— start Information shown —

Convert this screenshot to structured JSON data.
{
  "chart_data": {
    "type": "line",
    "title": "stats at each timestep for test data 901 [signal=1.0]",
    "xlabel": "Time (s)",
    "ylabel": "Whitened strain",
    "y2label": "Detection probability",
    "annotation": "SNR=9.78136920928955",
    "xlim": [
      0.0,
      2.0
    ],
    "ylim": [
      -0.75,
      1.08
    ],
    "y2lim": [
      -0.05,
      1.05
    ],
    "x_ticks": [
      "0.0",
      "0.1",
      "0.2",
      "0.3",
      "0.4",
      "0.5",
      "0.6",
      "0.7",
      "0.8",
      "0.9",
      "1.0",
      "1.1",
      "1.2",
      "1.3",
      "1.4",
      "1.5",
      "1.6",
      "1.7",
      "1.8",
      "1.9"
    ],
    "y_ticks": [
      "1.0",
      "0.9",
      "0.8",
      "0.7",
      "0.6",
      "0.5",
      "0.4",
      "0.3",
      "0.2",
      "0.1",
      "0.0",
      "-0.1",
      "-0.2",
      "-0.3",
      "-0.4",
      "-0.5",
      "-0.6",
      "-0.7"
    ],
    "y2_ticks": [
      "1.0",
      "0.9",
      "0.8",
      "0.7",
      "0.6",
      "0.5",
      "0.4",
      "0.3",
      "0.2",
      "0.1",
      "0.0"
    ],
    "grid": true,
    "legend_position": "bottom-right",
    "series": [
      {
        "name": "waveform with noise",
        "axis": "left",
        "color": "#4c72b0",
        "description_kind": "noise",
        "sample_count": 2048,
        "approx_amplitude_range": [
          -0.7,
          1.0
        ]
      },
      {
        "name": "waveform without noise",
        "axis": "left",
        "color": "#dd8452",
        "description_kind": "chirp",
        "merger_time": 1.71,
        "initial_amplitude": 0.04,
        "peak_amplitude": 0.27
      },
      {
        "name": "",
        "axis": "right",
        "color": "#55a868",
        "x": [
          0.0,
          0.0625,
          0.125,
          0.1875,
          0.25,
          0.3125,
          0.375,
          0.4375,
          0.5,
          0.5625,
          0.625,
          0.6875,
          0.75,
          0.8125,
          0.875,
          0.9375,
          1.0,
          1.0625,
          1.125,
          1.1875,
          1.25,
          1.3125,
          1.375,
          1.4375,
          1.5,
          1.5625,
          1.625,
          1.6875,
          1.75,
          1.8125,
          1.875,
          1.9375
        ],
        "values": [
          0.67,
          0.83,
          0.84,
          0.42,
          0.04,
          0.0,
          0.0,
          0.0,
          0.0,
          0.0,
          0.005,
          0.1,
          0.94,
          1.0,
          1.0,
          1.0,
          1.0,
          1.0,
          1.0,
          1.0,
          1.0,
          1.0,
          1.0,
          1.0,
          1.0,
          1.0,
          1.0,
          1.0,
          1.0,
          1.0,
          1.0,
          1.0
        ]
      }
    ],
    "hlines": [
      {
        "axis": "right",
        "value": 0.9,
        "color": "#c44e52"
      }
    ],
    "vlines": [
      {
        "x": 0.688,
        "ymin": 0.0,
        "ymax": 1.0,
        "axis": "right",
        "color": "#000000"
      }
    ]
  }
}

— end Information shown —

Challenge — Repeat all entries. Match them exactly.

Correct output —
Convert this screenshot to structured JSON data.
{
  "chart_data": {
    "type": "line",
    "title": "stats at each timestep for test data 901 [signal=1.0]",
    "xlabel": "Time (s)",
    "ylabel": "Whitened strain",
    "y2label": "Detection probability",
    "annotation": "SNR=9.78136920928955",
    "xlim": [
      0.0,
      2.0
    ],
    "ylim": [
      -0.75,
      1.08
    ],
    "y2lim": [
      -0.05,
      1.05
    ],
    "x_ticks": [
      "0.0",
      "0.1",
      "0.2",
      "0.3",
      "0.4",
      "0.5",
      "0.6",
      "0.7",
      "0.8",
      "0.9",
      "1.0",
      "1.1",
      "1.2",
      "1.3",
      "1.4",
      "1.5",
      "1.6",
      "1.7",
      "1.8",
      "1.9"
    ],
    "y_ticks": [
      "1.0",
      "0.9",
      "0.8",
      "0.7",
      "0.6",
      "0.5",
      "0.4",
      "0.3",
      "0.2",
      "0.1",
      "0.0",
      "-0.1",
      "-0.2",
      "-0.3",
      "-0.4",
      "-0.5",
      "-0.6",
      "-0.7"
    ],
    "y2_ticks": [
      "1.0",
      "0.9",
      "0.8",
      "0.7",
      "0.6",
      "0.5",
      "0.4",
      "0.3",
      "0.2",
      "0.1",
      "0.0"
    ],
    "grid": true,
    "legend_position": "bottom-right",
    "series": [
      {
        "name": "waveform with noise",
        "axis": "left",
        "color": "#4c72b0",
        "description_kind": "noise",
        "sample_count": 2048,
        "approx_amplitude_range": [
          -0.7,
          1.0
        ]
      },
      {
        "name": "waveform without noise",
        "axis": "left",
        "color": "#dd8452",
        "description_kind": "chirp",
        "merger_time": 1.71,
        "initial_amplitude": 0.04,
        "peak_amplitude": 0.27
      },
      {
        "name": "",
        "axis": "right",
        "color": "#55a868",
        "x": [
          0.0,
          0.0625,
          0.125,
          0.1875,
          0.25,
          0.3125,
          0.375,
          0.4375,
          0.5,
          0.5625,
          0.625,
          0.6875,
          0.75,
          0.8125,
          0.875,
          0.9375,
          1.0,
          1.0625,
          1.125,
          1.1875,
          1.25,
          1.3125,
          1.375,
          1.4375,
          1.5,
          1.5625,
          1.625,
          1.6875,
          1.75,
          1.8125,
          1.875,
          1.9375
        ],
        "values": [
          0.67,
          0.83,
          0.84,
          0.42,
          0.04,
          0.0,
          0.0,
          0.0,
          0.0,
          0.0,
          0.005,
          0.1,
          0.94,
          1.0,
          1.0,
          1.0,
          1.0,
          1.0,
          1.0,
          1.0,
          1.0,
          1.0,
          1.0,
          1.0,
          1.0,
          1.0,
          1.0,
          1.0,
          1.0,
          1.0,
          1.0,
          1.0
        ]
      }
    ],
    "hlines": [
      {
        "axis": "right",
        "value": 0.9,
        "color": "#c44e52"
      }
    ],
    "vlines": [
      {
        "x": 0.688,
        "ymin": 0.0,
        "ymax": 1.0,
        "axis": "right",
        "color": "#000000"
      }
    ]
  }
}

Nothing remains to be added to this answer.